# [What the exercise asks]
Write out the records below once more, exactly as they stand.
......
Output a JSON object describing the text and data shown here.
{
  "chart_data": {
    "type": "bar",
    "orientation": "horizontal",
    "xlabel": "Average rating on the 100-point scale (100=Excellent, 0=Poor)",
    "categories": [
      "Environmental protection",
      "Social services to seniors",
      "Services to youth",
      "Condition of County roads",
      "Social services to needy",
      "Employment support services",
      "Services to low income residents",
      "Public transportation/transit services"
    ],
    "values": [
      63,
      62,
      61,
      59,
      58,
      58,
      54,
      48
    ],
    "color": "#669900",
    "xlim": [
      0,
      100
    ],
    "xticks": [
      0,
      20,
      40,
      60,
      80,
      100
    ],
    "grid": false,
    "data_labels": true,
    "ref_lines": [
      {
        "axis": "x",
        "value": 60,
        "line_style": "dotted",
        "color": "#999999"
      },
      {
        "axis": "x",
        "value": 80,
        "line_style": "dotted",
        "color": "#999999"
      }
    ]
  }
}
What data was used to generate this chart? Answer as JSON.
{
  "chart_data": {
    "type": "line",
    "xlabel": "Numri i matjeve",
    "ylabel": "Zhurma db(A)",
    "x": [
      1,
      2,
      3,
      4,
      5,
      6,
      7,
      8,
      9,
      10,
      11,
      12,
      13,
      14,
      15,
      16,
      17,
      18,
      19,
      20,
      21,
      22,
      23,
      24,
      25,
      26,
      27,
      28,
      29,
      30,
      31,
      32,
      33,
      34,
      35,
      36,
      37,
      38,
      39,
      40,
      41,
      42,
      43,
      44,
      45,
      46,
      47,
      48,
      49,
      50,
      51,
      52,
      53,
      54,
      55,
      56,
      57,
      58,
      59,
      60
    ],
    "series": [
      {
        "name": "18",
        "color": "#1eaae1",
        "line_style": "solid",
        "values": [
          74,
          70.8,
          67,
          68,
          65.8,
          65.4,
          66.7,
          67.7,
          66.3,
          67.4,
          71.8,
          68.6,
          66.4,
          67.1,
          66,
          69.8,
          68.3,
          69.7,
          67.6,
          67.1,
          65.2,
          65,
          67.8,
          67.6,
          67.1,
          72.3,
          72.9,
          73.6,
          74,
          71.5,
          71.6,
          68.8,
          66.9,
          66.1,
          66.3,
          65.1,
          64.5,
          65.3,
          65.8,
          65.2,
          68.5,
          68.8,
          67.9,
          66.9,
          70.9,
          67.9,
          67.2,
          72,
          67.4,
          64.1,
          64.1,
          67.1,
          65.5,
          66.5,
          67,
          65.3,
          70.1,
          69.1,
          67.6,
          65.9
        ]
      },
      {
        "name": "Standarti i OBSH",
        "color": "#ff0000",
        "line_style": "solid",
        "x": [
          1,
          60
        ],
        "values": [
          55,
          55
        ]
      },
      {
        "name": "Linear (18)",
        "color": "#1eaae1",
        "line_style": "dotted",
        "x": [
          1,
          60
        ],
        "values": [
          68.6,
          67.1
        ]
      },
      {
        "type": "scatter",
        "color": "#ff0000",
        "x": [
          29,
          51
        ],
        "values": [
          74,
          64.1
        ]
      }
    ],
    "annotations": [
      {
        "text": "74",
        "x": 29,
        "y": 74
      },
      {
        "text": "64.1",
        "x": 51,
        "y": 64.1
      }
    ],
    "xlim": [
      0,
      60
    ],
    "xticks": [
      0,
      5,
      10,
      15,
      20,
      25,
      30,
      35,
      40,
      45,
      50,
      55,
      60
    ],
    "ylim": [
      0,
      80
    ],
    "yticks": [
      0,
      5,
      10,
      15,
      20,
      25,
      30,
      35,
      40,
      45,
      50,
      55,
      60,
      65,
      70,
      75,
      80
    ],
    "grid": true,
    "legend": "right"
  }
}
......
# [Response to the task]
Output a JSON object describing the text and data shown here.
{
  "chart_data": {
    "type": "bar",
    "orientation": "horizontal",
    "xlabel": "Average rating on the 100-point scale (100=Excellent, 0=Poor)",
    "categories": [
      "Environmental protection",
      "Social services to seniors",
      "Services to youth",
      "Condition of County roads",
      "Social services to needy",
      "Employment support services",
      "Services to low income residents",
      "Public transportation/transit services"
    ],
    "values": [
      63,
      62,
      61,
      59,
      58,
      58,
      54,
      48
    ],
    "color": "#669900",
    "xlim": [
      0,
      100
    ],
    "xticks": [
      0,
      20,
      40,
      60,
      80,
      100
    ],
    "grid": false,
    "data_labels": true,
    "ref_lines": [
      {
        "axis": "x",
        "value": 60,
        "line_style": "dotted",
        "color": "#999999"
      },
      {
        "axis": "x",
        "value": 80,
        "line_style": "dotted",
        "color": "#999999"
      }
    ]
  }
}
What data was used to generate this chart? Answer as JSON.
{
  "chart_data": {
    "type": "line",
    "xlabel": "Numri i matjeve",
    "ylabel": "Zhurma db(A)",
    "x": [
      1,
      2,
      3,
      4,
      5,
      6,
      7,
      8,
      9,
      10,
      11,
      12,
      13,
      14,
      15,
      16,
      17,
      18,
      19,
      20,
      21,
      22,
      23,
      24,
      25,
      26,
      27,
      28,
      29,
      30,
      31,
      32,
      33,
      34,
      35,
      36,
      37,
      38,
      39,
      40,
      41,
      42,
      43,
      44,
      45,
      46,
      47,
      48,
      49,
      50,
      51,
      52,
      53,
      54,
      55,
      56,
      57,
      58,
      59,
      60
    ],
    "series": [
      {
        "name": "18",
        "color": "#1eaae1",
        "line_style": "solid",
        "values": [
          74,
          70.8,
          67,
          68,
          65.8,
          65.4,
          66.7,
          67.7,
          66.3,
          67.4,
          71.8,
          68.6,
          66.4,
          67.1,
          66,
          69.8,
          68.3,
          69.7,
          67.6,
          67.1,
          65.2,
          65,
          67.8,
          67.6,
          67.1,
          72.3,
          72.9,
          73.6,
          74,
          71.5,
          71.6,
          68.8,
          66.9,
          66.1,
          66.3,
          65.1,
          64.5,
          65.3,
          65.8,
          65.2,
          68.5,
          68.8,
          67.9,
          66.9,
          70.9,
          67.9,
          67.2,
          72,
          67.4,
          64.1,
          64.1,
          67.1,
          65.5,
          66.5,
          67,
          65.3,
          70.1,
          69.1,
          67.6,
          65.9
        ]
      },
      {
        "name": "Standarti i OBSH",
        "color": "#ff0000",
        "line_style": "solid",
        "x": [
          1,
          60
        ],
        "values": [
          55,
          55
        ]
      },
      {
        "name": "Linear (18)",
        "color": "#1eaae1",
        "line_style": "dotted",
        "x": [
          1,
          60
        ],
        "values": [
          68.6,
          67.1
        ]
      },
      {
        "type": "scatter",
        "color": "#ff0000",
        "x": [
          29,
          51
        ],
        "values": [
          74,
          64.1
        ]
      }
    ],
    "annotations": [
      {
        "text": "74",
        "x": 29,
        "y": 74
      },
      {
        "text": "64.1",
        "x": 51,
        "y": 64.1
      }
    ],
    "xlim": [
      0,
      60
    ],
    "xticks": [
      0,
      5,
      10,
      15,
      20,
      25,
      30,
      35,
      40,
      45,
      50,
      55,
      60
    ],
    "ylim": [
      0,
      80
    ],
    "yticks": [
      0,
      5,
      10,
      15,
      20,
      25,
      30,
      35,
      40,
      45,
      50,
      55,
      60,
      65,
      70,
      75,
      80
    ],
    "grid": true,
    "legend": "right"
  }
}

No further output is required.